(Dataset items)

--- begin ---

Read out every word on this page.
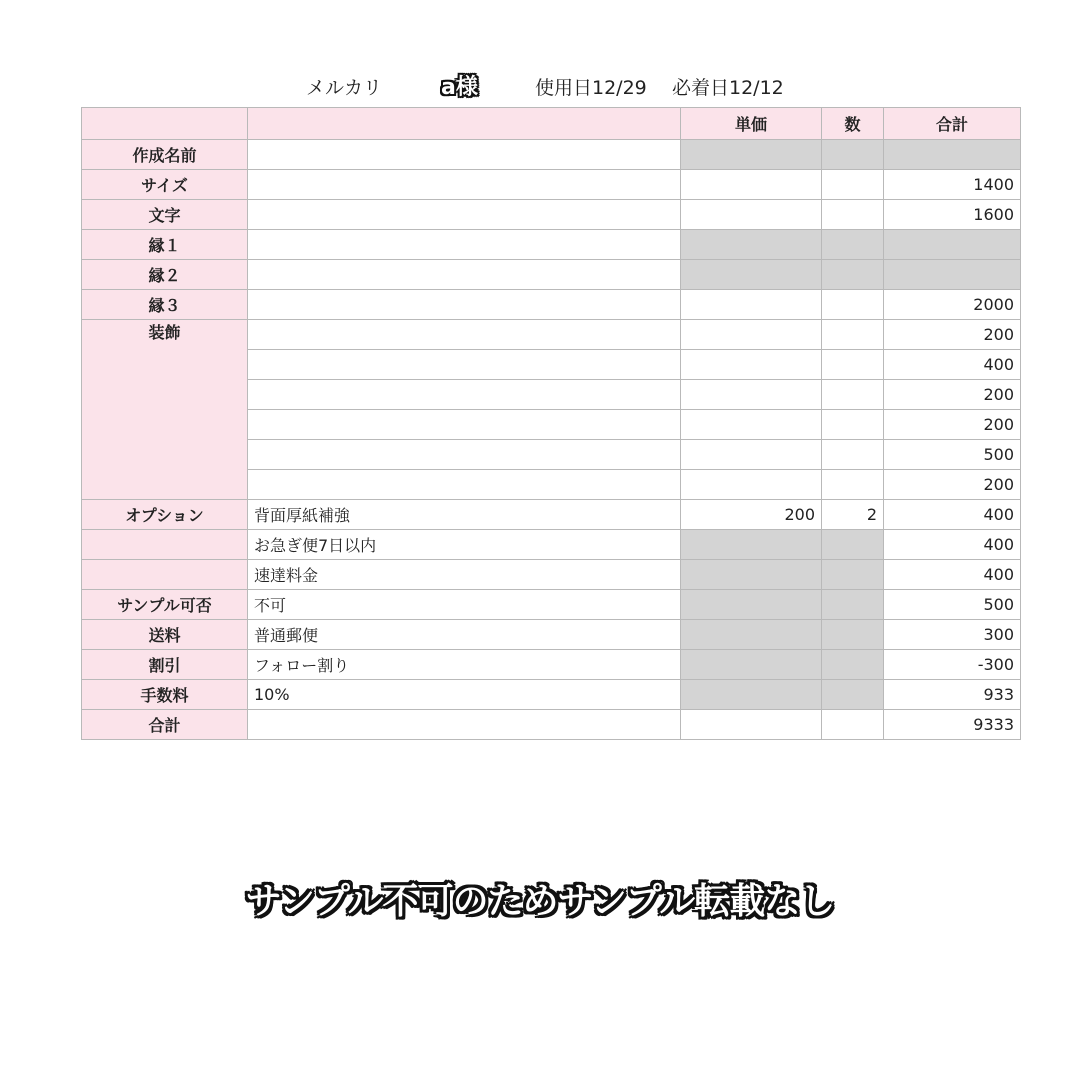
メルカリ	a様	使用日12/29 必着日12/12
		単価	数	合計
作成名前				
サイズ				1400
文字				1600
縁１				
縁２				
縁３				2000
装飾				200
				400
				200
				200
				500
				200
オプション	背面厚紙補強	200	2	400
	お急ぎ便7日以内			400
	速達料金			400
サンプル可否	不可			500
送料	普通郵便			300
割引	フォロー割り			-300
手数料	10%			933
合計				9333
サンプル不可のためサンプル転載なし
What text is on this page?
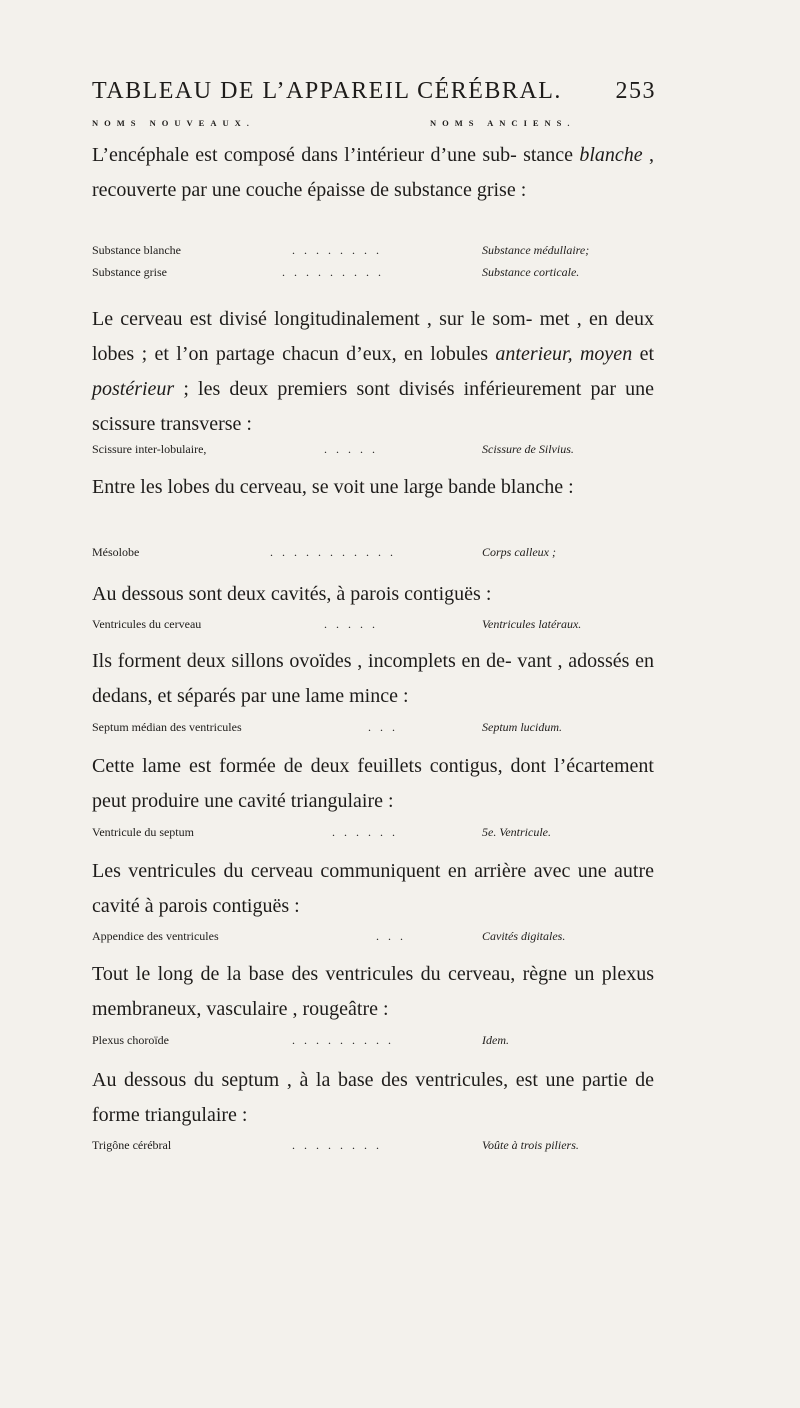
TABLEAU DE L’APPAREIL CÉRÉBRAL. 253
NOMS NOUVEAUX.	NOMS ANCIENS.
L’encéphale est composé dans l’intérieur d’une sub- stance blanche , recouverte par une couche épaisse de substance grise :
Substance blanche	. . . . . . . .	Substance médullaire;
Substance grise	. . . . . . . . .	Substance corticale.
Le cerveau est divisé longitudinalement , sur le som- met , en deux lobes ; et l’on partage chacun d’eux, en lobules anterieur, moyen et postérieur ; les deux premiers sont divisés inférieurement par une scissure transverse :
Scissure inter-lobulaire,	. . . . .	Scissure de Silvius.
Entre les lobes du cerveau, se voit une large bande blanche :
Mésolobe	. . . . . . . . . . .	Corps calleux ;
Au dessous sont deux cavités, à parois contiguës :
Ventricules du cerveau	. . . . .	Ventricules latéraux.
Ils forment deux sillons ovoïdes , incomplets en de- vant , adossés en dedans, et séparés par une lame mince :
Septum médian des ventricules	. . .	Septum lucidum.
Cette lame est formée de deux feuillets contigus, dont l’écartement peut produire une cavité triangulaire :
Ventricule du septum	. . . . . .	5e. Ventricule.
Les ventricules du cerveau communiquent en arrière avec une autre cavité à parois contiguës :
Appendice des ventricules	. . .	Cavités digitales.
Tout le long de la base des ventricules du cerveau, règne un plexus membraneux, vasculaire , rougeâtre :
Plexus choroïde	. . . . . . . . .	Idem.
Au dessous du septum , à la base des ventricules, est une partie de forme triangulaire :
Trigône cérébral	. . . . . . . .	Voûte à trois piliers.
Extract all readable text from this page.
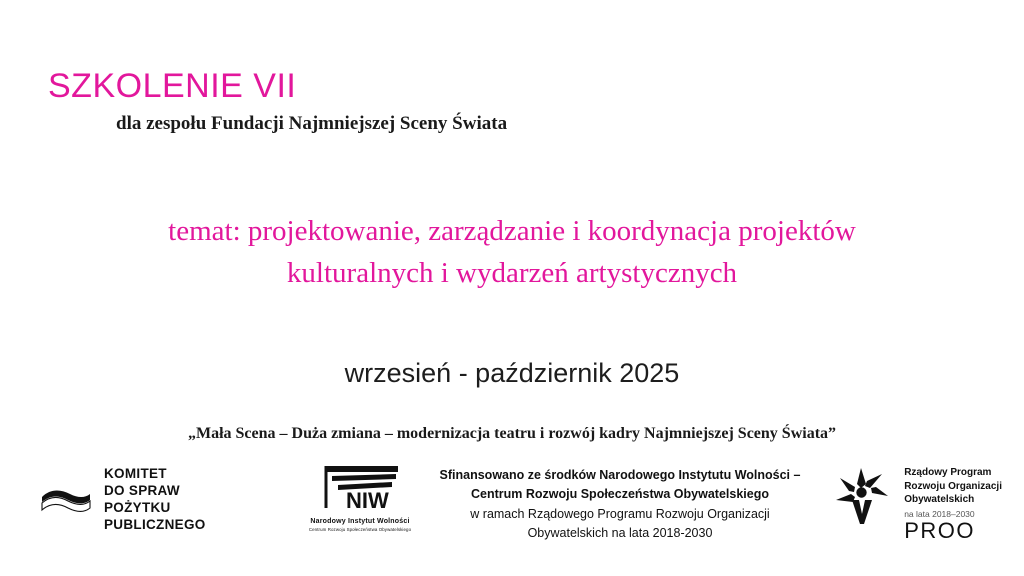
SZKOLENIE VII
dla zespołu Fundacji Najmniejszej Sceny Świata
temat: projektowanie, zarządzanie i koordynacja projektów
kulturalnych i wydarzeń artystycznych
wrzesień - październik 2025
„Mała Scena – Duża zmiana – modernizacja teatru i rozwój kadry Najmniejszej Sceny Świata”
KOMITET
DO SPRAW
POŻYTKU
PUBLICZNEGO
NIW
Narodowy Instytut Wolności
Centrum Rozwoju Społeczeństwa Obywatelskiego
Sfinansowano ze środków Narodowego Instytutu Wolności –
Centrum Rozwoju Społeczeństwa Obywatelskiego
w ramach Rządowego Programu Rozwoju Organizacji
Obywatelskich na lata 2018-2030
Rządowy Program
Rozwoju Organizacji
Obywatelskich
na lata 2018–2030
PROO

--- end ---

**Given exercise**
Give back word for word the lines from the one containing "Extract all readable text from this page." through the final line of the data above. Pictures are to be left out.

**Finished answer**
Extract all readable text from this page.
SZKOLENIE VII
dla zespołu Fundacji Najmniejszej Sceny Świata
temat: projektowanie, zarządzanie i koordynacja projektów
kulturalnych i wydarzeń artystycznych
wrzesień - październik 2025
„Mała Scena – Duża zmiana – modernizacja teatru i rozwój kadry Najmniejszej Sceny Świata”
KOMITET
DO SPRAW
POŻYTKU
PUBLICZNEGO
NIW
Narodowy Instytut Wolności
Centrum Rozwoju Społeczeństwa Obywatelskiego
Sfinansowano ze środków Narodowego Instytutu Wolności –
Centrum Rozwoju Społeczeństwa Obywatelskiego
w ramach Rządowego Programu Rozwoju Organizacji
Obywatelskich na lata 2018-2030
Rządowy Program
Rozwoju Organizacji
Obywatelskich
na lata 2018–2030
PROO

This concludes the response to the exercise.